(Figure record extracts)
## Start

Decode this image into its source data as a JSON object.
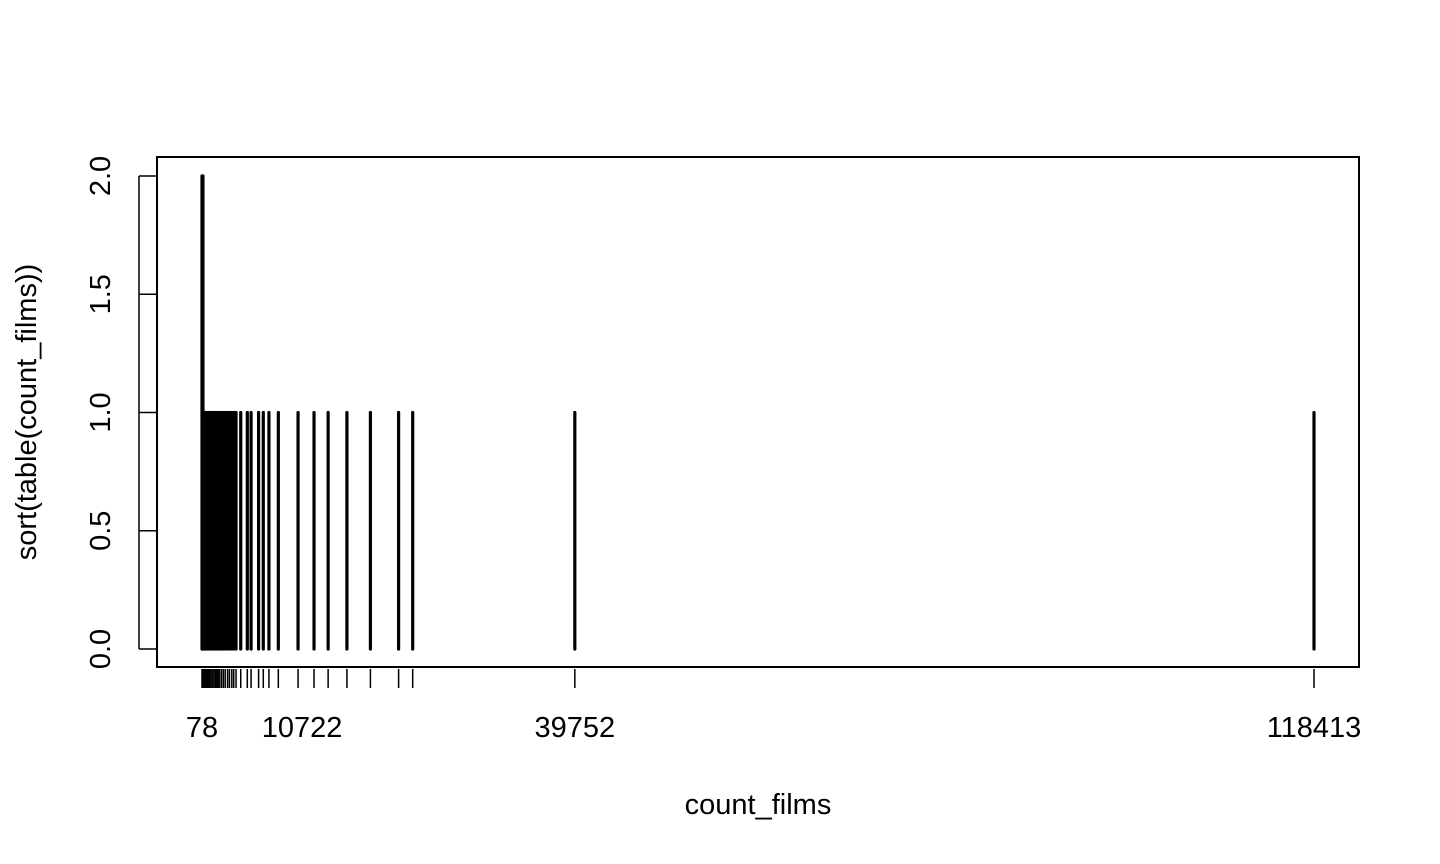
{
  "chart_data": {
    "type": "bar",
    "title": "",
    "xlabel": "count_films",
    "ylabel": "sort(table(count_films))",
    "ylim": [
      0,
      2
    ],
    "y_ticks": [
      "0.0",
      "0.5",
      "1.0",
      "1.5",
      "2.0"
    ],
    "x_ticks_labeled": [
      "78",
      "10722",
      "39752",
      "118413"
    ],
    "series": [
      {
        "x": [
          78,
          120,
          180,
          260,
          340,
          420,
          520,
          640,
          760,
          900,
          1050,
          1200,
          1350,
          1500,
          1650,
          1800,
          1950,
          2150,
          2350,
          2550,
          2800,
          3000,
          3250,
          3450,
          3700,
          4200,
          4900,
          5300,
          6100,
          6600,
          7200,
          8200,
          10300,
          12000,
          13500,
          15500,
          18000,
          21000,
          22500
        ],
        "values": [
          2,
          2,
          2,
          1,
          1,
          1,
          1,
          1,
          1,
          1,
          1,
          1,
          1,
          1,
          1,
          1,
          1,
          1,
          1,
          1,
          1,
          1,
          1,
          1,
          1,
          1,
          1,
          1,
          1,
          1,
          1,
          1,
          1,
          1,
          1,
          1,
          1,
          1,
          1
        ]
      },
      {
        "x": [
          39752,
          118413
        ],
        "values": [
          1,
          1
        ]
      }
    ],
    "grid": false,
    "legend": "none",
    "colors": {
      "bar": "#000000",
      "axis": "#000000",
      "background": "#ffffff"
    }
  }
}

## End
## Start

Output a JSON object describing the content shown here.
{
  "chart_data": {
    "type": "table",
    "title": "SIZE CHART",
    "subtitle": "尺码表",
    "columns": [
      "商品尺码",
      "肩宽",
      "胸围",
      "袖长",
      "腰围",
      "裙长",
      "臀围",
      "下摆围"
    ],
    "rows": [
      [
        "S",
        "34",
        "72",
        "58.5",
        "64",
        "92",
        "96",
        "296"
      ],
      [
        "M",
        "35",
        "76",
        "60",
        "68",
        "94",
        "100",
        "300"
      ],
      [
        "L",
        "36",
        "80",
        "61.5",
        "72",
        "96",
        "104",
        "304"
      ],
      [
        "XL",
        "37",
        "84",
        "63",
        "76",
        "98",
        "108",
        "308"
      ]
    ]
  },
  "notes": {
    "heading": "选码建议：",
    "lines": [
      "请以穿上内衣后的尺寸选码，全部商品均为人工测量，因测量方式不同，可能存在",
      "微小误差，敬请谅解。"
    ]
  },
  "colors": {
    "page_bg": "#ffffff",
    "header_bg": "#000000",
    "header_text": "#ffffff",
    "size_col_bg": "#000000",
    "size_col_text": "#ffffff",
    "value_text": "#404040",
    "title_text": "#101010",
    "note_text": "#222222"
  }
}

## End

Task details -> Report all lines of the data that include the word "ffffff".

Response to the exercise ->
      "background": "#ffffff"
    "page_bg": "#ffffff",
    "header_text": "#ffffff",
    "size_col_text": "#ffffff",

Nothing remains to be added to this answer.